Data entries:
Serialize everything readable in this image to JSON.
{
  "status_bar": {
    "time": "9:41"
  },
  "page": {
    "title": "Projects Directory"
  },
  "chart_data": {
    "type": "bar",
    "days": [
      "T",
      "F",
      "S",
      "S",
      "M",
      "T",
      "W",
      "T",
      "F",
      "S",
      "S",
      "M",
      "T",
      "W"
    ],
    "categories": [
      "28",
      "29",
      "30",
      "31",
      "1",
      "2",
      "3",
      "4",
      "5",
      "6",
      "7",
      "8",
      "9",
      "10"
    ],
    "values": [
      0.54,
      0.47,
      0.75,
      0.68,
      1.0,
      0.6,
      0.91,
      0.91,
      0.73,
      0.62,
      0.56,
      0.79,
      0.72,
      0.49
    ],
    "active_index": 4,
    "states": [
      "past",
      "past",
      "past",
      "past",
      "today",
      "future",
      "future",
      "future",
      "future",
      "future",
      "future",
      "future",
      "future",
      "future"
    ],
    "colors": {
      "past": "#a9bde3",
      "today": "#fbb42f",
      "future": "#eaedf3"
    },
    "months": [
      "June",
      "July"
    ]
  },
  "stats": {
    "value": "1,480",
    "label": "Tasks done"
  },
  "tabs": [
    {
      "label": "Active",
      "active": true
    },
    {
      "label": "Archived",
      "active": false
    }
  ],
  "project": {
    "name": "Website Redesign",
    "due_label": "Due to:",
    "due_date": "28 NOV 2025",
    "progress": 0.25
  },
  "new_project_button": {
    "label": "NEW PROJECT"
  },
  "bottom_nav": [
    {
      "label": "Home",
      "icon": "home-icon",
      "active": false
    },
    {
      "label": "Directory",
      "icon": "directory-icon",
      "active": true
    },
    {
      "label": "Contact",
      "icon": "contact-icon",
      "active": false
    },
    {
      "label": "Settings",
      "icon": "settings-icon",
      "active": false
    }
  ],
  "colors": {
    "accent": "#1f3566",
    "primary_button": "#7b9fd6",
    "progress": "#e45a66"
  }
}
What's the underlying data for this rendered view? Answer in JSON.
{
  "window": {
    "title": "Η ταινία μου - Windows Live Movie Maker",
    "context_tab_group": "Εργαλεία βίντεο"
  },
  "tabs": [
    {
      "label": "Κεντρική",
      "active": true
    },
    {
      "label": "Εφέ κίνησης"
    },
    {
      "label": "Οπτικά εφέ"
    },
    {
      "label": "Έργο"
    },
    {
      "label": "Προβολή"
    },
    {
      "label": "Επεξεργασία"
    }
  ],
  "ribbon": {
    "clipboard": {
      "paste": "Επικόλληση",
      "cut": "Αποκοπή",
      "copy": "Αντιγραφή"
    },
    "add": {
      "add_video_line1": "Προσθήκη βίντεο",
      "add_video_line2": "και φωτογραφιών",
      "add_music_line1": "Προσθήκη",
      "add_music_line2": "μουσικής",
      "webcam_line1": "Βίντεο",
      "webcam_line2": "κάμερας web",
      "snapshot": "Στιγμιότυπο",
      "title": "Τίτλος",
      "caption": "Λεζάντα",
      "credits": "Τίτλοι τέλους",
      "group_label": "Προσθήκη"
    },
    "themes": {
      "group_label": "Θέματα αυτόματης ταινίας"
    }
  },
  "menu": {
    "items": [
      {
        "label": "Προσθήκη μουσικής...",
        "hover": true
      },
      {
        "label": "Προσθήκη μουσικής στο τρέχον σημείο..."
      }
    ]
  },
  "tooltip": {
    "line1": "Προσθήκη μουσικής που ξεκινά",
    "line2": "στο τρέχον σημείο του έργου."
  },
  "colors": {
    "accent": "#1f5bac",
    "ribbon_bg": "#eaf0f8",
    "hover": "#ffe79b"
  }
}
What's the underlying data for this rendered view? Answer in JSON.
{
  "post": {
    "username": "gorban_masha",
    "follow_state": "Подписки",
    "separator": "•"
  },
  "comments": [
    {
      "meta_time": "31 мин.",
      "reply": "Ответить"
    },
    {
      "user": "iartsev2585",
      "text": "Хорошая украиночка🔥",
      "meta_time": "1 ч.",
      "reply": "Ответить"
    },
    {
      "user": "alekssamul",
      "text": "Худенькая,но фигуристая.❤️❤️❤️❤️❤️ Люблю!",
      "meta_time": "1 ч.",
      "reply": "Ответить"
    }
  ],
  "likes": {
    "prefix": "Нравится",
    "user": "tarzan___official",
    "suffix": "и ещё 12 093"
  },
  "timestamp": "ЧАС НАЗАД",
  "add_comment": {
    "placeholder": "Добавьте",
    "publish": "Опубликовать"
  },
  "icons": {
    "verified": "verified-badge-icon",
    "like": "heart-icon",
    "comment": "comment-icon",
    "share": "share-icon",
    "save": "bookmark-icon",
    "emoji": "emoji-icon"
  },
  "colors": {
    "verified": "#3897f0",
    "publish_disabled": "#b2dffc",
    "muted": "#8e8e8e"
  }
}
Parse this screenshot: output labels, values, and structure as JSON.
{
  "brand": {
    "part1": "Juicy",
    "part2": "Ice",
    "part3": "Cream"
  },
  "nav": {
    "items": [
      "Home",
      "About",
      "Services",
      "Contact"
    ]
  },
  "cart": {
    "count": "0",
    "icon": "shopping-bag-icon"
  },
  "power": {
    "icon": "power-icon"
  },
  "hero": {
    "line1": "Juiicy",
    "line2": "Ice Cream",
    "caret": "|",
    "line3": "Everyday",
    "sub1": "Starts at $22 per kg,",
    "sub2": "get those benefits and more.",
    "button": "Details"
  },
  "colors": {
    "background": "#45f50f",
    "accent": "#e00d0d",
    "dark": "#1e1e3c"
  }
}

• _Work required_:
Using the data above, output each line exactly.

• _Task answer_:
Serialize everything readable in this image to JSON.
{
  "status_bar": {
    "time": "9:41"
  },
  "page": {
    "title": "Projects Directory"
  },
  "chart_data": {
    "type": "bar",
    "days": [
      "T",
      "F",
      "S",
      "S",
      "M",
      "T",
      "W",
      "T",
      "F",
      "S",
      "S",
      "M",
      "T",
      "W"
    ],
    "categories": [
      "28",
      "29",
      "30",
      "31",
      "1",
      "2",
      "3",
      "4",
      "5",
      "6",
      "7",
      "8",
      "9",
      "10"
    ],
    "values": [
      0.54,
      0.47,
      0.75,
      0.68,
      1.0,
      0.6,
      0.91,
      0.91,
      0.73,
      0.62,
      0.56,
      0.79,
      0.72,
      0.49
    ],
    "active_index": 4,
    "states": [
      "past",
      "past",
      "past",
      "past",
      "today",
      "future",
      "future",
      "future",
      "future",
      "future",
      "future",
      "future",
      "future",
      "future"
    ],
    "colors": {
      "past": "#a9bde3",
      "today": "#fbb42f",
      "future": "#eaedf3"
    },
    "months": [
      "June",
      "July"
    ]
  },
  "stats": {
    "value": "1,480",
    "label": "Tasks done"
  },
  "tabs": [
    {
      "label": "Active",
      "active": true
    },
    {
      "label": "Archived",
      "active": false
    }
  ],
  "project": {
    "name": "Website Redesign",
    "due_label": "Due to:",
    "due_date": "28 NOV 2025",
    "progress": 0.25
  },
  "new_project_button": {
    "label": "NEW PROJECT"
  },
  "bottom_nav": [
    {
      "label": "Home",
      "icon": "home-icon",
      "active": false
    },
    {
      "label": "Directory",
      "icon": "directory-icon",
      "active": true
    },
    {
      "label": "Contact",
      "icon": "contact-icon",
      "active": false
    },
    {
      "label": "Settings",
      "icon": "settings-icon",
      "active": false
    }
  ],
  "colors": {
    "accent": "#1f3566",
    "primary_button": "#7b9fd6",
    "progress": "#e45a66"
  }
}
What's the underlying data for this rendered view? Answer in JSON.
{
  "window": {
    "title": "Η ταινία μου - Windows Live Movie Maker",
    "context_tab_group": "Εργαλεία βίντεο"
  },
  "tabs": [
    {
      "label": "Κεντρική",
      "active": true
    },
    {
      "label": "Εφέ κίνησης"
    },
    {
      "label": "Οπτικά εφέ"
    },
    {
      "label": "Έργο"
    },
    {
      "label": "Προβολή"
    },
    {
      "label": "Επεξεργασία"
    }
  ],
  "ribbon": {
    "clipboard": {
      "paste": "Επικόλληση",
      "cut": "Αποκοπή",
      "copy": "Αντιγραφή"
    },
    "add": {
      "add_video_line1": "Προσθήκη βίντεο",
      "add_video_line2": "και φωτογραφιών",
      "add_music_line1": "Προσθήκη",
      "add_music_line2": "μουσικής",
      "webcam_line1": "Βίντεο",
      "webcam_line2": "κάμερας web",
      "snapshot": "Στιγμιότυπο",
      "title": "Τίτλος",
      "caption": "Λεζάντα",
      "credits": "Τίτλοι τέλους",
      "group_label": "Προσθήκη"
    },
    "themes": {
      "group_label": "Θέματα αυτόματης ταινίας"
    }
  },
  "menu": {
    "items": [
      {
        "label": "Προσθήκη μουσικής...",
        "hover": true
      },
      {
        "label": "Προσθήκη μουσικής στο τρέχον σημείο..."
      }
    ]
  },
  "tooltip": {
    "line1": "Προσθήκη μουσικής που ξεκινά",
    "line2": "στο τρέχον σημείο του έργου."
  },
  "colors": {
    "accent": "#1f5bac",
    "ribbon_bg": "#eaf0f8",
    "hover": "#ffe79b"
  }
}
What's the underlying data for this rendered view? Answer in JSON.
{
  "post": {
    "username": "gorban_masha",
    "follow_state": "Подписки",
    "separator": "•"
  },
  "comments": [
    {
      "meta_time": "31 мин.",
      "reply": "Ответить"
    },
    {
      "user": "iartsev2585",
      "text": "Хорошая украиночка🔥",
      "meta_time": "1 ч.",
      "reply": "Ответить"
    },
    {
      "user": "alekssamul",
      "text": "Худенькая,но фигуристая.❤️❤️❤️❤️❤️ Люблю!",
      "meta_time": "1 ч.",
      "reply": "Ответить"
    }
  ],
  "likes": {
    "prefix": "Нравится",
    "user": "tarzan___official",
    "suffix": "и ещё 12 093"
  },
  "timestamp": "ЧАС НАЗАД",
  "add_comment": {
    "placeholder": "Добавьте",
    "publish": "Опубликовать"
  },
  "icons": {
    "verified": "verified-badge-icon",
    "like": "heart-icon",
    "comment": "comment-icon",
    "share": "share-icon",
    "save": "bookmark-icon",
    "emoji": "emoji-icon"
  },
  "colors": {
    "verified": "#3897f0",
    "publish_disabled": "#b2dffc",
    "muted": "#8e8e8e"
  }
}
Parse this screenshot: output labels, values, and structure as JSON.
{
  "brand": {
    "part1": "Juicy",
    "part2": "Ice",
    "part3": "Cream"
  },
  "nav": {
    "items": [
      "Home",
      "About",
      "Services",
      "Contact"
    ]
  },
  "cart": {
    "count": "0",
    "icon": "shopping-bag-icon"
  },
  "power": {
    "icon": "power-icon"
  },
  "hero": {
    "line1": "Juiicy",
    "line2": "Ice Cream",
    "caret": "|",
    "line3": "Everyday",
    "sub1": "Starts at $22 per kg,",
    "sub2": "get those benefits and more.",
    "button": "Details"
  },
  "colors": {
    "background": "#45f50f",
    "accent": "#e00d0d",
    "dark": "#1e1e3c"
  }
}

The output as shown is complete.